_STUDY TEXT_.
-------------------------

This week, since my camera is still in the hospital having surgery, I wanted to showcase many of our Australian duck species and how they each dine differently, even though they spend most of their lives on or near fresh water lakes, rivers and swamps. It is all about the bill and how it has been constructed as to the cuisine of each species. There remain many uninformed who mistakenly think Australian native ducks eat fish as their main diet, because species in the northern hemisphere do. However, each duck species uses its own particular means along with its own peculiar bill structure to obtain its own particular food source as granted them by Intelligent Design. In other words duck species in Australia vary considerably in their main food sources and how they obtain them.
1. The Dabbling Ducks: These ducks mainly feed along the perimeter of lakes and rivers in the shallows, dabbling on whatever they can find that is edible. They are often seen bottom up when feeding in the water. These include the Chestnut Teal, Grey Teal and Pacific Black Duck. They mainly feed on aquatic plants, seeds, insects in the water and along the shoreline. Grey Teal and Pacific Black Duck are our most numerous ducks. The rarer endangered Freckled Duck (which has been seen in NSW in recent years due to drought etc) and the Radjah Shelduck of Far North Queensland and NT are also basically dabblers.

-------------------------

_GIVEN DATA_.
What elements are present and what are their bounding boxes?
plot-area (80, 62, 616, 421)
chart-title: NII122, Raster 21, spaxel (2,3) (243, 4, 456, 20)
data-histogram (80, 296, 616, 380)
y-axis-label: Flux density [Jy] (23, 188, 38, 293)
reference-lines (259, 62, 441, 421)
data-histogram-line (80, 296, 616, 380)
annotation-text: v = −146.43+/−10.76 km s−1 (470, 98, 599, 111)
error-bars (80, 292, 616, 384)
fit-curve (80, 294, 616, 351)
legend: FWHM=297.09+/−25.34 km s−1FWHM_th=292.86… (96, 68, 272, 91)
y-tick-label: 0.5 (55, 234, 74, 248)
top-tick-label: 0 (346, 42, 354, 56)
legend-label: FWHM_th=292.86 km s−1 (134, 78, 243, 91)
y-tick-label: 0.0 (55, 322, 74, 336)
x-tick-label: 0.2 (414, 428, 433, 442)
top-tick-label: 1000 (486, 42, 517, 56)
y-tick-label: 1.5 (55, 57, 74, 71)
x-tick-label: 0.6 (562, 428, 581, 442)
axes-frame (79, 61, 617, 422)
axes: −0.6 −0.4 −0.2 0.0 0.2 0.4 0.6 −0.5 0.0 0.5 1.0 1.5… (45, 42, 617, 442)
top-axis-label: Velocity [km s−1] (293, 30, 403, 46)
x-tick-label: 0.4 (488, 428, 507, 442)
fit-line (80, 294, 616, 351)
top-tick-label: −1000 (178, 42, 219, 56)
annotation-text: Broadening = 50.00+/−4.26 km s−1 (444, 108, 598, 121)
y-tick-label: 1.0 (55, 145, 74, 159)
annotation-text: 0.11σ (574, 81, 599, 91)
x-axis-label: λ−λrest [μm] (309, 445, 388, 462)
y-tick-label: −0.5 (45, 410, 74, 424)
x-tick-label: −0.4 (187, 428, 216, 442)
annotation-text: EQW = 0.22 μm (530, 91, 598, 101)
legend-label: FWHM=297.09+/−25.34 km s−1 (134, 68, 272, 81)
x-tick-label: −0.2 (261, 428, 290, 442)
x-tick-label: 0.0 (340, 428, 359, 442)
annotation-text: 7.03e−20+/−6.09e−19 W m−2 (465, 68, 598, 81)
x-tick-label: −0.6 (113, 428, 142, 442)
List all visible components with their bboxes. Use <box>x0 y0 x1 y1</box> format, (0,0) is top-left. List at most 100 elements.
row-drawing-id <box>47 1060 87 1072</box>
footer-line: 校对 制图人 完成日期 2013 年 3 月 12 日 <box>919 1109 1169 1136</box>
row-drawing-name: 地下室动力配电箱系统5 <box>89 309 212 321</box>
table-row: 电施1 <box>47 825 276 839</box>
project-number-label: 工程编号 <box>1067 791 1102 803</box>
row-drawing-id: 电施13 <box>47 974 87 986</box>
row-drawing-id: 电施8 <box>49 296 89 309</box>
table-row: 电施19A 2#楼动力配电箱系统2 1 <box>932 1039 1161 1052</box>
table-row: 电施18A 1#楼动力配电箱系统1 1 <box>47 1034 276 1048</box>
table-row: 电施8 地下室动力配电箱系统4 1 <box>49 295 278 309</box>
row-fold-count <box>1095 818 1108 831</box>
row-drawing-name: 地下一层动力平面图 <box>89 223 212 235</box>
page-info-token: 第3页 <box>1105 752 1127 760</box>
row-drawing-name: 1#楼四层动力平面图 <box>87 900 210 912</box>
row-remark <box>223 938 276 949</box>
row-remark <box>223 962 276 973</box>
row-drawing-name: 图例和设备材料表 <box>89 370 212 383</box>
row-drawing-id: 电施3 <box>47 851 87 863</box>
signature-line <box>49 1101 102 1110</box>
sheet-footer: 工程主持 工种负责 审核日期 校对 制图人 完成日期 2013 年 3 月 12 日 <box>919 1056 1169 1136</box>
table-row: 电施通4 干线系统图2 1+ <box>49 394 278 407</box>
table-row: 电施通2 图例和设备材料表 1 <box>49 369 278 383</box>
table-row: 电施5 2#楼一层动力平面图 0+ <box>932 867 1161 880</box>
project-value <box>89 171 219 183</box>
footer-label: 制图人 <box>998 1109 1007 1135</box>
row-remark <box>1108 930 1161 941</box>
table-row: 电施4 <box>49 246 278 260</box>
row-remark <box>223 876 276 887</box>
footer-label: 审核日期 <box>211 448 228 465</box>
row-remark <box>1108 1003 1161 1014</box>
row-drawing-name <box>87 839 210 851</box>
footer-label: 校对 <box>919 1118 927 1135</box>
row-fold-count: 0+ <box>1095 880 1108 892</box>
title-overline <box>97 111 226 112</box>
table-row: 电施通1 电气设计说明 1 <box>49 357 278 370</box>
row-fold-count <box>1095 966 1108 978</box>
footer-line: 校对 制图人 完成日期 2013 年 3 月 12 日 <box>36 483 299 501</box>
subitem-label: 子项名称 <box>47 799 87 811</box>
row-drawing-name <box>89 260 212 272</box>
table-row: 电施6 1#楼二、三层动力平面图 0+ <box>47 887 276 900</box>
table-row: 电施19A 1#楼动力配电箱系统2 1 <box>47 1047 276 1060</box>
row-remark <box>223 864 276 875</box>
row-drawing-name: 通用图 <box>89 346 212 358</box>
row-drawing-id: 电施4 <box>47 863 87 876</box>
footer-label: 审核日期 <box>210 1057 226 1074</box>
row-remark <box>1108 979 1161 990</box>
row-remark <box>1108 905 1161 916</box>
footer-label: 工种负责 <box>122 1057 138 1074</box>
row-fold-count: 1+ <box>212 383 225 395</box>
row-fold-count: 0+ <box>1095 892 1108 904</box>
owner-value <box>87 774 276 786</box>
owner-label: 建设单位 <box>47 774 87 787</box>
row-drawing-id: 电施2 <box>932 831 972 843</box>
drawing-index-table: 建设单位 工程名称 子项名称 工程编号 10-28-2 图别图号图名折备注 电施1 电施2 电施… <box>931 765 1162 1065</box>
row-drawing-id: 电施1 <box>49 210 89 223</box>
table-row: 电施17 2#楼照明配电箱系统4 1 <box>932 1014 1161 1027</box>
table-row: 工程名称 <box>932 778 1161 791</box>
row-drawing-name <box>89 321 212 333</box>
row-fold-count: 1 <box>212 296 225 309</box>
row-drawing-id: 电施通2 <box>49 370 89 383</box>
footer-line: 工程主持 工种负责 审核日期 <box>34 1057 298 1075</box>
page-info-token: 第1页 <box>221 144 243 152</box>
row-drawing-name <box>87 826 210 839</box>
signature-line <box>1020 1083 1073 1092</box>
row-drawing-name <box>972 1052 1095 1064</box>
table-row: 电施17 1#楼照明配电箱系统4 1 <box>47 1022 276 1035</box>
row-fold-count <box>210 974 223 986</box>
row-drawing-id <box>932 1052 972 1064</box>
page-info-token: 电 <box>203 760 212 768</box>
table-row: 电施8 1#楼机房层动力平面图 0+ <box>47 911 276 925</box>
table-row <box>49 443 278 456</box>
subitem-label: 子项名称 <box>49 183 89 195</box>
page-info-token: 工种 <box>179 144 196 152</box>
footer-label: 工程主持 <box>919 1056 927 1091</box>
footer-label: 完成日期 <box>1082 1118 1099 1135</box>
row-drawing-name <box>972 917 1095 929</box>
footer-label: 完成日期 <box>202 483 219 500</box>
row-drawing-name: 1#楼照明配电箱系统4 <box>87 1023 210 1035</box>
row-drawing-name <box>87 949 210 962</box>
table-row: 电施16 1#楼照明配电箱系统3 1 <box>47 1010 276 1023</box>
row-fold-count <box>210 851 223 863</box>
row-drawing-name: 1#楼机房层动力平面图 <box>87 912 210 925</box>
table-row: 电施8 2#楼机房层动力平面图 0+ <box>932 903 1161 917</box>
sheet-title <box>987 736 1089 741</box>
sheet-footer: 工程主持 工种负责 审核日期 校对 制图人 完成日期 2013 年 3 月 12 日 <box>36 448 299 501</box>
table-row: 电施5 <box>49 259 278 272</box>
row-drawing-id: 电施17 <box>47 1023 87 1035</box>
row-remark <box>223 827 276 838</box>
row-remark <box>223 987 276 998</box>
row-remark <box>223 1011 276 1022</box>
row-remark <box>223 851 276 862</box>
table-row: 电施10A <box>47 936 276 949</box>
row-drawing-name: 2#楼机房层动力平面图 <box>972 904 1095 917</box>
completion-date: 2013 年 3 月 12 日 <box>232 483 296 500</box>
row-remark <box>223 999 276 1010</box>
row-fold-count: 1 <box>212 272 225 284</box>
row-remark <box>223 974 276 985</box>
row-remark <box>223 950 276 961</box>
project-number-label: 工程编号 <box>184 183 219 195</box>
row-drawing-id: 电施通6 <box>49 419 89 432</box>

-------------------------

_PROBLEM 1_.
Reproduce the passage on Australian duck species verbatim, between "1. The Dabbling" and "also basically dabblers.", inclusive.
_PROBLEM 2_.
Write a continuation of the passage on Australian duck species, beginning after its final sentence.

_TASK OUTPUT 1_.
1. The Dabbling Ducks: These ducks mainly feed along the perimeter of lakes and rivers in the shallows, dabbling on whatever they can find that is edible. They are often seen bottom up when feeding in the water. These include the Chestnut Teal, Grey Teal and Pacific Black Duck. They mainly feed on aquatic plants, seeds, insects in the water and along the shoreline. Grey Teal and Pacific Black Duck are our most numerous ducks. The rarer endangered Freckled Duck (which has been seen in NSW in recent years due to drought etc) and the Radjah Shelduck of Far North Queensland and NT are also basically dabblers.

_TASK OUTPUT 2_.
Pacific Black Duck showing speculum
2. The Diving Ducks: These ducks dive below the water surface to obtain food such as aquatic plants and animals, particularly mussels and freshwater shellfish. They have a stronger bill structure. The Hardhead is a smooth diving duck (the male has the white eye). The Blue-billed Duck will dive but also eats many kinds of insects and some shoreline plants. The unusual Musk Duck is the second heaviest diving duck in the world. The Wandering Whistling Duck spends its time mainly on water diving and dabbling.
The Blue-billed Duck and Musk Duck spend almost their entire life on the water, rarely walking on land, they even sleep on the water.
3. Grazing Ducks: These include ducks that mainly feed on the land in pastures and along the shore on insects, seeds and plants. This includes the Australian Wood Duck, Plumed Whistling Duck, and Australian Shelduck (pictured in flight also on feature photo). These ducks may also dabble waterside but they feed mainly on grassy areas.
4. The Filter Ducks: The Pink-eared Duck and Australasian Shoveler are our unique filter billed ducks, and are often seen working alongside each other. These ducks rely on their unique shovel like bill structure to obtain their food which is made up primarily of tiny aquatic organisms and insects which it filters out through grooves on the edges of the bill. The excess water drains through the bill and the organisms are captured. They also feed on aquatic plants from the bottom of the lake. They feed by disturbing the shallow silt lake floor and then filtering out and trapping their food. They use several ways of stirring up the lake bottom. They may do it themselves by bottoming up and stirring it up with their feet. They may do it as a pair or in a line of three or more where one follows the other close behind. They may as group of up to 12 ducks use their unique vortexing technique, where they swim around in a tight circle with heads below water tightly following each other. This enables every duck the advantage of feeding simultaneously.
5. The Goose-like Ducks: The Pygmy-Goose is the smallest duck and has a goose like bill, hence its name. These ducks are basically surface dabblers but are only found in the tropics in northern Queensland, northern NT and north of Australia. The two species are not endemic and are seldom seen on land. The Cotton Pygmy-Goose is often difficult to see as it is shy of humans and remains in centre of lakes.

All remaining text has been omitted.